[Input records Boundary: Start]

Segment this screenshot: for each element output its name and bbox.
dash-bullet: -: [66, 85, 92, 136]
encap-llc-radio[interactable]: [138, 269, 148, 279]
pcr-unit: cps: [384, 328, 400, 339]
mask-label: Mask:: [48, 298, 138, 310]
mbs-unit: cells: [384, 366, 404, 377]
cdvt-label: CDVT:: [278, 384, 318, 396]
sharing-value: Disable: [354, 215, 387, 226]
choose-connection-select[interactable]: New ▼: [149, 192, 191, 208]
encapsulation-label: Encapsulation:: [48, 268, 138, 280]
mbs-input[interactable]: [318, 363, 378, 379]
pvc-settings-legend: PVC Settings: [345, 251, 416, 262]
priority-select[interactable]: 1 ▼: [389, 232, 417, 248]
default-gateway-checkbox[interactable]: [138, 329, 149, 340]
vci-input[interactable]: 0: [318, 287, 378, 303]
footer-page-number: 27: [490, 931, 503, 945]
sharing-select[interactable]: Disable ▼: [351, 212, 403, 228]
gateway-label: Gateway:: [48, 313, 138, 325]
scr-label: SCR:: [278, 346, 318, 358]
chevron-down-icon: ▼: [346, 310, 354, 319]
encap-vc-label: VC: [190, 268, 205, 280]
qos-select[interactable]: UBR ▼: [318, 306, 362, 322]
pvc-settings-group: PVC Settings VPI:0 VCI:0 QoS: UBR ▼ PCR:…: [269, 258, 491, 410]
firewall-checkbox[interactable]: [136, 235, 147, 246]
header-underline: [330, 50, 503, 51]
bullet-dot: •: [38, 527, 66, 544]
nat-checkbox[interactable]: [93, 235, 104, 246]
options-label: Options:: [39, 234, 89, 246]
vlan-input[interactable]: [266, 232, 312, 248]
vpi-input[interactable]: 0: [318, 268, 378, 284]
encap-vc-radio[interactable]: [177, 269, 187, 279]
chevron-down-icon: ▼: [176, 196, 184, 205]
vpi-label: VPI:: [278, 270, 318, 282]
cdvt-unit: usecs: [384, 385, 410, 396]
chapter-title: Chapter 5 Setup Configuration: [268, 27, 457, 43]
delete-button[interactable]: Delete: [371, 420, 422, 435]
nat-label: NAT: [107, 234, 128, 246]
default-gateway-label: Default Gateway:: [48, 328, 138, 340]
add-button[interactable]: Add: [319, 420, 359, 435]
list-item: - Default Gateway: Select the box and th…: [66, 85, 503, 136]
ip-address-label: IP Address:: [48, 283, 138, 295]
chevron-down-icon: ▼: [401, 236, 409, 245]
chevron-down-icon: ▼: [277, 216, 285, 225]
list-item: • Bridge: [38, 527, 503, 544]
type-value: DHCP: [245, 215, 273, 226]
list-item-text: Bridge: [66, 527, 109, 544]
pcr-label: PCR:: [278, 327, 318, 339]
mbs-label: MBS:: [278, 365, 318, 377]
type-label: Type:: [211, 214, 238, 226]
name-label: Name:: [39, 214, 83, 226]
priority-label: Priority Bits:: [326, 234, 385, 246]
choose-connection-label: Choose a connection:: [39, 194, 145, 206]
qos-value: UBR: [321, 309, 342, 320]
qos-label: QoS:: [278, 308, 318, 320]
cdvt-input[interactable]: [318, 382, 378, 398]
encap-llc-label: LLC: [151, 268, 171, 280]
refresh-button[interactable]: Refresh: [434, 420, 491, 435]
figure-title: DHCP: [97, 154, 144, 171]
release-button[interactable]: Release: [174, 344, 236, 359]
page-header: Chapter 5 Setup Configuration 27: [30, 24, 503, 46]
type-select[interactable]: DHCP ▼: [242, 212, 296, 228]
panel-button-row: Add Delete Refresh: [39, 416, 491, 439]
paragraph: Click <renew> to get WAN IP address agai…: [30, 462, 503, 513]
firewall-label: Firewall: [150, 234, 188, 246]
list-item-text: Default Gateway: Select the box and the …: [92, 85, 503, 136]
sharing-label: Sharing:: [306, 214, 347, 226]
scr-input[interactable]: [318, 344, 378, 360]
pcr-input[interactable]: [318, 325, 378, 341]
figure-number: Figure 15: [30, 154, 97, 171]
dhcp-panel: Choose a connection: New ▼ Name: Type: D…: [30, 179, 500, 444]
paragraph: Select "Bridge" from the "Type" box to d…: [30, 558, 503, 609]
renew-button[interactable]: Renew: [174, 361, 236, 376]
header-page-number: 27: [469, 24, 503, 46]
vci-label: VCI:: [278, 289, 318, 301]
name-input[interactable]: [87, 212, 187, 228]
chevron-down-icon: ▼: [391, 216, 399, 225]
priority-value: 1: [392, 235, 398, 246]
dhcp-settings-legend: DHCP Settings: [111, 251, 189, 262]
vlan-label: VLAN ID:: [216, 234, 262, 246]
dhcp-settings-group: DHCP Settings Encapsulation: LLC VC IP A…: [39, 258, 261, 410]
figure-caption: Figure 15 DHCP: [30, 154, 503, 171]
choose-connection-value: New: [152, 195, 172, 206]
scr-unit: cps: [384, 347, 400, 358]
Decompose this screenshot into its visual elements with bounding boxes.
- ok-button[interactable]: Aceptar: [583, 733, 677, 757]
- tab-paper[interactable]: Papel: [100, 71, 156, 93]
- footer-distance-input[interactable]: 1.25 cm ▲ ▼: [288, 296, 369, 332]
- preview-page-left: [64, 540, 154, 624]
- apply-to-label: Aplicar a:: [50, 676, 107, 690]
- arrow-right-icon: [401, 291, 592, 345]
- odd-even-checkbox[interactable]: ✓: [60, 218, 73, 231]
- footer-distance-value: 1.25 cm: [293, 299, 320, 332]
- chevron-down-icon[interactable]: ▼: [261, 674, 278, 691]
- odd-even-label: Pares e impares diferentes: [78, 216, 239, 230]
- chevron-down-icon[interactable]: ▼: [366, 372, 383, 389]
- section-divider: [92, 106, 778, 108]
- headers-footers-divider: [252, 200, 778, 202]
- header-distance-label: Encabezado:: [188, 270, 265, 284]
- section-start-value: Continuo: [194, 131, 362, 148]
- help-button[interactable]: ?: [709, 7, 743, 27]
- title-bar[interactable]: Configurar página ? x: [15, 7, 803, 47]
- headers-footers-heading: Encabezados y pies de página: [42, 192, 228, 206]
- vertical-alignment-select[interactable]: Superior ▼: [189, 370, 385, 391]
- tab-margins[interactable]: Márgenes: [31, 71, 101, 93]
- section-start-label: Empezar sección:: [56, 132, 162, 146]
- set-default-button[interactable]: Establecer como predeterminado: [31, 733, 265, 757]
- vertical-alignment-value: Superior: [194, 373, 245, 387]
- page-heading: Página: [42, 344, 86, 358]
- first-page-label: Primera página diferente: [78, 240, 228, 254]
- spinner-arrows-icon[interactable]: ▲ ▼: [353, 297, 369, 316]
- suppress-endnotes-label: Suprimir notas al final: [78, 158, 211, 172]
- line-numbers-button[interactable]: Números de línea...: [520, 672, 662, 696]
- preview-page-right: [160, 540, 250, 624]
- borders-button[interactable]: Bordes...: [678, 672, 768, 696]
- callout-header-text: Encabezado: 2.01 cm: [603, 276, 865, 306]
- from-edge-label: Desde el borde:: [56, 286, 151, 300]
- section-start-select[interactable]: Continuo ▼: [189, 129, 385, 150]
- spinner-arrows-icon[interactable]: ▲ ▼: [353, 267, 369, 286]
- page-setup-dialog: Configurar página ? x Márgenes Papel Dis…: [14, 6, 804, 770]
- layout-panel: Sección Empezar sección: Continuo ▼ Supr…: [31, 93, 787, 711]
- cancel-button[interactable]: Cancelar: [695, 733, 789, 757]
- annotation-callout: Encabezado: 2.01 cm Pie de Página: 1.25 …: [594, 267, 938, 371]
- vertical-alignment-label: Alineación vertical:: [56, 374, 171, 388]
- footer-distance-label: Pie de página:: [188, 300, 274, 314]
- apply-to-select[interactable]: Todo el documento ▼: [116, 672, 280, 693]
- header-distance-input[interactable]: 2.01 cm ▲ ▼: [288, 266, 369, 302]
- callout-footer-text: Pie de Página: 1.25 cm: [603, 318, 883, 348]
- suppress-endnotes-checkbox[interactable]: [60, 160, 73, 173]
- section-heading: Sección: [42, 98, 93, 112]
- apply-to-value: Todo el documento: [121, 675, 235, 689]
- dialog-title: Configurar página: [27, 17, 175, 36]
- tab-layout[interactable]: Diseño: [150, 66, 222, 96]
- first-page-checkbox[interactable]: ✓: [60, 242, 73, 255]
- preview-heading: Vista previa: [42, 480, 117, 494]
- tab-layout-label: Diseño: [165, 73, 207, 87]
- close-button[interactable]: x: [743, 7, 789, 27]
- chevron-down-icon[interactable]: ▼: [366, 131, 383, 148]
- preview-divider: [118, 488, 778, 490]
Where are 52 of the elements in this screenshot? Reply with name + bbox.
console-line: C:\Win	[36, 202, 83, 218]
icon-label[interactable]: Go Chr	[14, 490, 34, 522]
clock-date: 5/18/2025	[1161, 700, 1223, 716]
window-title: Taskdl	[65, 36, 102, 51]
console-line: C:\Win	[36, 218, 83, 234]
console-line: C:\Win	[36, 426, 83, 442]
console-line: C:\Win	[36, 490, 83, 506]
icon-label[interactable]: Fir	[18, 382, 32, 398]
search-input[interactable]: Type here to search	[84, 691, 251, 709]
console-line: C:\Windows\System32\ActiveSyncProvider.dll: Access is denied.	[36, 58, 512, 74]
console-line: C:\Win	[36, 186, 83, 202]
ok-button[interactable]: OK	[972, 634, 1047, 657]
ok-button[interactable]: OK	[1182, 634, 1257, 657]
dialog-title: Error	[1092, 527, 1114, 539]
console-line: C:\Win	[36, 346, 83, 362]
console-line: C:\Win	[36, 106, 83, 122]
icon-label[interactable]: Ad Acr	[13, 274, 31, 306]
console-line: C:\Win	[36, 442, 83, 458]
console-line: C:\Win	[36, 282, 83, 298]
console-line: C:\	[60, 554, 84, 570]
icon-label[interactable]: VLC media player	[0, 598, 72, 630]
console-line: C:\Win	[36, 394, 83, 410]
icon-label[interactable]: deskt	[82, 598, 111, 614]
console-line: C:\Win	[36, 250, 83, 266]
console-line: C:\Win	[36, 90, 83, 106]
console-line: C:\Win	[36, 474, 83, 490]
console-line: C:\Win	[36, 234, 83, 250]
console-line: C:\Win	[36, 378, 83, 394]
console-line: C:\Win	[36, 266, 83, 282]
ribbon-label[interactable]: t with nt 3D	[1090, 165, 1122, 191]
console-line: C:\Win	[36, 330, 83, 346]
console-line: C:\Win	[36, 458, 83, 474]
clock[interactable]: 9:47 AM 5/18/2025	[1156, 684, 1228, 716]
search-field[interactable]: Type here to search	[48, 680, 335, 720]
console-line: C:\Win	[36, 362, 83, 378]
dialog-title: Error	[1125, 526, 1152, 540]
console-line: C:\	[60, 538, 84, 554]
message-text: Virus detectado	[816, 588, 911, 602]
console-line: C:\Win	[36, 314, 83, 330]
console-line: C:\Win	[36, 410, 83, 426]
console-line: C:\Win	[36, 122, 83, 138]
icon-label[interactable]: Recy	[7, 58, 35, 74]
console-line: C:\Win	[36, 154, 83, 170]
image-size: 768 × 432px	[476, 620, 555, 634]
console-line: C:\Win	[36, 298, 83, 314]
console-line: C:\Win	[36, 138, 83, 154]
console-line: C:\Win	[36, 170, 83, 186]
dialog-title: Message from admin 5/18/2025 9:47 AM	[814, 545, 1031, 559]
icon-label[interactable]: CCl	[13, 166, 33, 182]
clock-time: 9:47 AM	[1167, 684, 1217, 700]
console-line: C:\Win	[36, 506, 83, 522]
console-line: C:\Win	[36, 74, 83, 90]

[Input records Boundary: End]

Task to carry out: Where the string "this" appears in a line of the entries above, return that line.

Expected answer:
Segment this screenshot: for each element output its name and bbox.
Decompose this screenshot into its visual elements with bounding boxes.
Where are 52 of the elements in this screenshot? Reply with name + bbox.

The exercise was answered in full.